MATERIAL PROVIDED:
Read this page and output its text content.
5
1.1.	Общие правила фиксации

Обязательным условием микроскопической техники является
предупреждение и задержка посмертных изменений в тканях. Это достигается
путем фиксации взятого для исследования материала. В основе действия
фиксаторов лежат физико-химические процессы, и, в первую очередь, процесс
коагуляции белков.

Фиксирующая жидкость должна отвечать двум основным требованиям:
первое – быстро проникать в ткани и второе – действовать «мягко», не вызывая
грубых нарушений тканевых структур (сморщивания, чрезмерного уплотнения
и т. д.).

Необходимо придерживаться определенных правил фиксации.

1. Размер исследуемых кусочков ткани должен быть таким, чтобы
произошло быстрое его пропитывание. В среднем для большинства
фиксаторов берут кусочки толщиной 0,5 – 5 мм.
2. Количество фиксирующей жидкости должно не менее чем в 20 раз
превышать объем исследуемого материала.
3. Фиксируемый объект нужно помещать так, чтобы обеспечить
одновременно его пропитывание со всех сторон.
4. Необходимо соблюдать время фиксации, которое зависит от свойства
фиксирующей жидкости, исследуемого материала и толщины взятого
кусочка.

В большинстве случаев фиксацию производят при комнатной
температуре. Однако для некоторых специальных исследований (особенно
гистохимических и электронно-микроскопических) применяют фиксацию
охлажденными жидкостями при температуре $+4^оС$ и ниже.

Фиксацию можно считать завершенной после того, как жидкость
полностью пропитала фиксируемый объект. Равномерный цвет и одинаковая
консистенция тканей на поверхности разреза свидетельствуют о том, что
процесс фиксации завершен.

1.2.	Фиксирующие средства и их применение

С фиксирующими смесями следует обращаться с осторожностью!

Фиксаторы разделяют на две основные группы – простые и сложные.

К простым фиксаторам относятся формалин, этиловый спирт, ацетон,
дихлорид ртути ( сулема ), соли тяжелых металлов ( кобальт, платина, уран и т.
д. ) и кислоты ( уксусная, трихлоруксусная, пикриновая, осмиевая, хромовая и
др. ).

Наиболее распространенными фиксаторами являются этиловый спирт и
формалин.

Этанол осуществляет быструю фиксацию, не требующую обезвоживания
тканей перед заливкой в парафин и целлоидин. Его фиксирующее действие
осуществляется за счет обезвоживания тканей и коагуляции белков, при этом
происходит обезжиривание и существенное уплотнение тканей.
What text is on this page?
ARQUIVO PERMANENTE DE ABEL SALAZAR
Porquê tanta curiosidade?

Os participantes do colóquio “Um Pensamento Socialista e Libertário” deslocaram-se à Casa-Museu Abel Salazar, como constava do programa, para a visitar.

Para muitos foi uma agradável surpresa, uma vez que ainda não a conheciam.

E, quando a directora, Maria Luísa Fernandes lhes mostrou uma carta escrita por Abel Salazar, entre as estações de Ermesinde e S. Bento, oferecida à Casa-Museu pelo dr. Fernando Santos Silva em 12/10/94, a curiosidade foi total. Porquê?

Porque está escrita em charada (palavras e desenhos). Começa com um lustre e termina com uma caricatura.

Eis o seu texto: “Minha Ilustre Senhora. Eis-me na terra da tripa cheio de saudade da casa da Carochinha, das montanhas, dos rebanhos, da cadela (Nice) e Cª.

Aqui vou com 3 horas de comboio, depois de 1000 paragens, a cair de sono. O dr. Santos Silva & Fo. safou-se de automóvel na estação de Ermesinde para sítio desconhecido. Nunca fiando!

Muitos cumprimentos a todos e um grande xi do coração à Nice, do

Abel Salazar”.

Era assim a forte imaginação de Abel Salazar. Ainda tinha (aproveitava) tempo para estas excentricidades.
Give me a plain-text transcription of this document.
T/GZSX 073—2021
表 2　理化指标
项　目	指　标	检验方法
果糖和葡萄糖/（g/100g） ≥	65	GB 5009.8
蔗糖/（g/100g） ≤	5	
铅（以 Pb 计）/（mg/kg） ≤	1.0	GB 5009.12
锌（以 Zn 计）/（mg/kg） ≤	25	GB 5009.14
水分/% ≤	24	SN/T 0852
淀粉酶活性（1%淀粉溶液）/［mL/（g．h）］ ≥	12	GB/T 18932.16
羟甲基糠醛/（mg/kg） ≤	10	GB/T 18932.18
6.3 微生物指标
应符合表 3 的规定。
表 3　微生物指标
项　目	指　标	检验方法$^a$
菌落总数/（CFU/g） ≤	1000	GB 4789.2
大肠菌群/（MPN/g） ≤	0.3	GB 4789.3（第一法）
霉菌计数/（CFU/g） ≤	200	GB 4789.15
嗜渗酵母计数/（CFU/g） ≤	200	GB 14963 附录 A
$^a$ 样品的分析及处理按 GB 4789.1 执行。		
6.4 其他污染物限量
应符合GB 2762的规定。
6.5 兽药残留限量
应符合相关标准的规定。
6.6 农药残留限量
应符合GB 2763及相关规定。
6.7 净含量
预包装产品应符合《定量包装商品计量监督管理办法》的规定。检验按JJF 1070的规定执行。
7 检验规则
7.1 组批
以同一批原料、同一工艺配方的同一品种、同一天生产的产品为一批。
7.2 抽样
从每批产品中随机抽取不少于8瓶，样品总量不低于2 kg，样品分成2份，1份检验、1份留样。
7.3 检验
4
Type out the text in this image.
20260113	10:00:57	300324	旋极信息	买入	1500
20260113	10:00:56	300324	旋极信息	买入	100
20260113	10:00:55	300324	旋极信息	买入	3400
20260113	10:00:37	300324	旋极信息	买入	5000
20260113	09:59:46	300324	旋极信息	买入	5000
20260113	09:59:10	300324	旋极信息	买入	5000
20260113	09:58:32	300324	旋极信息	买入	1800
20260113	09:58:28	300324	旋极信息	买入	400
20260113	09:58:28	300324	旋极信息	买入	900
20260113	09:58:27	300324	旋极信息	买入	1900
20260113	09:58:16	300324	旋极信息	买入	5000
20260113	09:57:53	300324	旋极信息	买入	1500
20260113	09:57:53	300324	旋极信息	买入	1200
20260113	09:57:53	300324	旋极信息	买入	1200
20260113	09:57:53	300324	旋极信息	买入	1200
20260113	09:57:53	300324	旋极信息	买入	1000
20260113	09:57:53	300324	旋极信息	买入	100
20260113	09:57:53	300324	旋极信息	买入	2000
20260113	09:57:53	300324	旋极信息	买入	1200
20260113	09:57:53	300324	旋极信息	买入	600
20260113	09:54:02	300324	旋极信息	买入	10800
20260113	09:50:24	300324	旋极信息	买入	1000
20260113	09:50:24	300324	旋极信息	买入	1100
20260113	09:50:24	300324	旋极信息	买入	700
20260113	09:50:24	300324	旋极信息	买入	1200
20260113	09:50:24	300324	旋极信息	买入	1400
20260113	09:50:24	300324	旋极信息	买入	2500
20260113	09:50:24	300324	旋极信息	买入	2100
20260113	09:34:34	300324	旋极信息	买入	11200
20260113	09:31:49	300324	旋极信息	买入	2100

TASK GOAL: Look through the entries and return every line where "жидкость" appears.

SOLUTION FOR THIS EXERCISE:
Фиксирующая жидкость должна отвечать двум основным требованиям:
Фиксацию можно считать завершенной после того, как жидкость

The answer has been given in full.